* WORK TO BE COMPLETED
Of the lines in the listing, how many include the string "документы"? Write the number and nothing else.

(Saved entries)
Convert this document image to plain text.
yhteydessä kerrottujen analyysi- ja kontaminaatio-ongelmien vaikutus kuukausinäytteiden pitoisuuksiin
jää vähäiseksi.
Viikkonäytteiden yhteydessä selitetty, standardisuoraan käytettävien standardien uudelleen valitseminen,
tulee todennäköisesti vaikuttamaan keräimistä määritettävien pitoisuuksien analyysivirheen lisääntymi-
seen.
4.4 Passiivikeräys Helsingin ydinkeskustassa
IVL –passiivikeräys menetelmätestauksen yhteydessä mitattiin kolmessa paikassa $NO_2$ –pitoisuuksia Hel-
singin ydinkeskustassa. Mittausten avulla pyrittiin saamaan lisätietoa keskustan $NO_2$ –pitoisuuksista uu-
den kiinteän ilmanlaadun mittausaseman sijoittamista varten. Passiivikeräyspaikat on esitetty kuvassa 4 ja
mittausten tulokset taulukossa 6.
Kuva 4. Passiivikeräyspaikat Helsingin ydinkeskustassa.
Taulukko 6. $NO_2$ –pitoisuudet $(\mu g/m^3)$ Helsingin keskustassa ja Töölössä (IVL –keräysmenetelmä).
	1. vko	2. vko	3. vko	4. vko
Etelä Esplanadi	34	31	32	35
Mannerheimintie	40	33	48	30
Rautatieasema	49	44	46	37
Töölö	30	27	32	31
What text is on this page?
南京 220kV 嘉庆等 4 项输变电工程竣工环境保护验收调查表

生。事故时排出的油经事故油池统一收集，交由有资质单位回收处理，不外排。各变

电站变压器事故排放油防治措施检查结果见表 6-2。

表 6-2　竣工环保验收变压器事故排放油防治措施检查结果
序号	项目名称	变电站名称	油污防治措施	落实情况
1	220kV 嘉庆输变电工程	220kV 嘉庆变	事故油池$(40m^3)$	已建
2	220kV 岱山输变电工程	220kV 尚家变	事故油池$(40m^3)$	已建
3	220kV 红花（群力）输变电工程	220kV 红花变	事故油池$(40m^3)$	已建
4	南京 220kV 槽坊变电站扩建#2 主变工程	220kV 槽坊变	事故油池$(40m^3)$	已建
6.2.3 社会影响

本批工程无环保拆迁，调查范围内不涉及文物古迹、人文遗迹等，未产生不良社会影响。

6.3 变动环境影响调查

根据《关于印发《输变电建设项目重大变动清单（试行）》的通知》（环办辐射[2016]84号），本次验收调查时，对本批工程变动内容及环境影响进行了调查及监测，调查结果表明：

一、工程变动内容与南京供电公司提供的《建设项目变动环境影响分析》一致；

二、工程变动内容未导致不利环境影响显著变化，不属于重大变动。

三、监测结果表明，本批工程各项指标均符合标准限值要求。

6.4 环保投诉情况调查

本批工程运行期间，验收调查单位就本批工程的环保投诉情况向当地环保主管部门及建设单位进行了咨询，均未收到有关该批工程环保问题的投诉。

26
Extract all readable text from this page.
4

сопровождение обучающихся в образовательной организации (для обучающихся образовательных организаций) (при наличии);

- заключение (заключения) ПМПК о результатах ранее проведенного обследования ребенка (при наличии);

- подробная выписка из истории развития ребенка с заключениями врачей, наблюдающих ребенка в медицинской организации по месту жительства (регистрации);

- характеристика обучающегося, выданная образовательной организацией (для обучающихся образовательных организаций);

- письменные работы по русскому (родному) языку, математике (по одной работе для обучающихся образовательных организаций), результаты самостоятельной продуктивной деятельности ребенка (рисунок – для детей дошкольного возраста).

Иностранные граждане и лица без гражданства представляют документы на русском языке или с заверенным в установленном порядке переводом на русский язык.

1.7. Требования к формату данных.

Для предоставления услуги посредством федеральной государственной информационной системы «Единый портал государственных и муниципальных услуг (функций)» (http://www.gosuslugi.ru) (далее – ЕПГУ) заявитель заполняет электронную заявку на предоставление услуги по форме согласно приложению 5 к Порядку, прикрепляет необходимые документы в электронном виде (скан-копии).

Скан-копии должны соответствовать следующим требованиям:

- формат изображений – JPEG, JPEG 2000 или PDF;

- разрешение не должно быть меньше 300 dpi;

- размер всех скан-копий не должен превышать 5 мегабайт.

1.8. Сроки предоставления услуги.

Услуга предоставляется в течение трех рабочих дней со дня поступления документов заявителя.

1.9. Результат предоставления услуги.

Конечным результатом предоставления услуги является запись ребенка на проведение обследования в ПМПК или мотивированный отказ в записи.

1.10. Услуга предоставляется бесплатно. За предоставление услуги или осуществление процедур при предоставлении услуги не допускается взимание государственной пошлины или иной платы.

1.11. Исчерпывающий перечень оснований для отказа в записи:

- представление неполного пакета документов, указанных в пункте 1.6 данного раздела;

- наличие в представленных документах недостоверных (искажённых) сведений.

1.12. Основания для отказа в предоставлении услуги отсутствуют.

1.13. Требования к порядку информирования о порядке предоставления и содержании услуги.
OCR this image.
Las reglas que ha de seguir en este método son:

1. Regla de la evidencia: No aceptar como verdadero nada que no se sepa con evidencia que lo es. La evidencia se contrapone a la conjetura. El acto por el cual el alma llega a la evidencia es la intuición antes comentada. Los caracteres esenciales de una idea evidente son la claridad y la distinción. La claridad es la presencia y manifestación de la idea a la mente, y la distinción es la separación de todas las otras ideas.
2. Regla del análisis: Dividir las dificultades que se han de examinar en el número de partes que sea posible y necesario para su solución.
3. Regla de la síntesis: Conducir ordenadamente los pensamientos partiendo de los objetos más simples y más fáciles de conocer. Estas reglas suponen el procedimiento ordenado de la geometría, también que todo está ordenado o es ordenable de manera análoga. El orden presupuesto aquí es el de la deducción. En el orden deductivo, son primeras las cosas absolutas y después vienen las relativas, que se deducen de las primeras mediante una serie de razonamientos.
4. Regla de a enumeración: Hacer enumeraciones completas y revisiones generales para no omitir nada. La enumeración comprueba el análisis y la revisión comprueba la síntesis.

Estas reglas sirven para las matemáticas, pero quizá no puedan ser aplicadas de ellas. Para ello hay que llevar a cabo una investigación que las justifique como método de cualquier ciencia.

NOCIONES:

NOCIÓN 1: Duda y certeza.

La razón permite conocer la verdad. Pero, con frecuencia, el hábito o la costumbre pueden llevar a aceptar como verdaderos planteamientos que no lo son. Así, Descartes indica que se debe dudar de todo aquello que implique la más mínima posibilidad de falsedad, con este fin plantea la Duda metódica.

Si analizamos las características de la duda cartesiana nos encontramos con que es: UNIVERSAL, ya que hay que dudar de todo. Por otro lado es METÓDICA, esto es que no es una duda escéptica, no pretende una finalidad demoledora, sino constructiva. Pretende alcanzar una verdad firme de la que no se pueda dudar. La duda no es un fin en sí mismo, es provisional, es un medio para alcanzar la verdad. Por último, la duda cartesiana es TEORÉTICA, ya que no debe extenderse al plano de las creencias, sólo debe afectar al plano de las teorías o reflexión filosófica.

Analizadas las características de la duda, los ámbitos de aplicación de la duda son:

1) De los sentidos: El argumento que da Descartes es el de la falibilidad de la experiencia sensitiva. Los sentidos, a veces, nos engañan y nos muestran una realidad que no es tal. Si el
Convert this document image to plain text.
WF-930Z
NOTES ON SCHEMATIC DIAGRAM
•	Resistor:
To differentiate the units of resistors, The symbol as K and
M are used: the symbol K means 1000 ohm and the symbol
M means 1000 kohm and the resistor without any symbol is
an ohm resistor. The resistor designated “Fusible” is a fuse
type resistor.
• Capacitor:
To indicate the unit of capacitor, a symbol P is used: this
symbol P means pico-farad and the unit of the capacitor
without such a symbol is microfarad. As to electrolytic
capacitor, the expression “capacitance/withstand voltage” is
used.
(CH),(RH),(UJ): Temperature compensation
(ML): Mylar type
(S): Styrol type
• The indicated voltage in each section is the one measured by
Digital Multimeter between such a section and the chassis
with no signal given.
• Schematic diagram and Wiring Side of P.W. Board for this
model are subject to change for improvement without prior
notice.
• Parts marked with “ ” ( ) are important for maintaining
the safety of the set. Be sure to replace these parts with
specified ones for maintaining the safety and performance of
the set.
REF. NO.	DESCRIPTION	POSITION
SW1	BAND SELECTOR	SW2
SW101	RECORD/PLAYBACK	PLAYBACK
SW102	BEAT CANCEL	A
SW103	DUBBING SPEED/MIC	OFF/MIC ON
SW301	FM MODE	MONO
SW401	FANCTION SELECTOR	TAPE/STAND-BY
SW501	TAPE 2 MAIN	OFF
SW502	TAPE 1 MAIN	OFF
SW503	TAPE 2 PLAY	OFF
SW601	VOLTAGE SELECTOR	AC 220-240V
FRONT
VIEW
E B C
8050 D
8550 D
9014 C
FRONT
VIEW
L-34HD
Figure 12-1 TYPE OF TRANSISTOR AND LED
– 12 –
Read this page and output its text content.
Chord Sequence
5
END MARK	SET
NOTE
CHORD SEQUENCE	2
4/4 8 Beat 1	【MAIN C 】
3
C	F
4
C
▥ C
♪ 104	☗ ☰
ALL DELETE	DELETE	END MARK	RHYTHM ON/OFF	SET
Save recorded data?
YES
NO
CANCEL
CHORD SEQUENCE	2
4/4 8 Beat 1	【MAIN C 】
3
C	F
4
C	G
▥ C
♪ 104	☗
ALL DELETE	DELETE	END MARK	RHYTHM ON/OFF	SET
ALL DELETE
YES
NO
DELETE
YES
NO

* OUTPUT FOR THIS TASK
2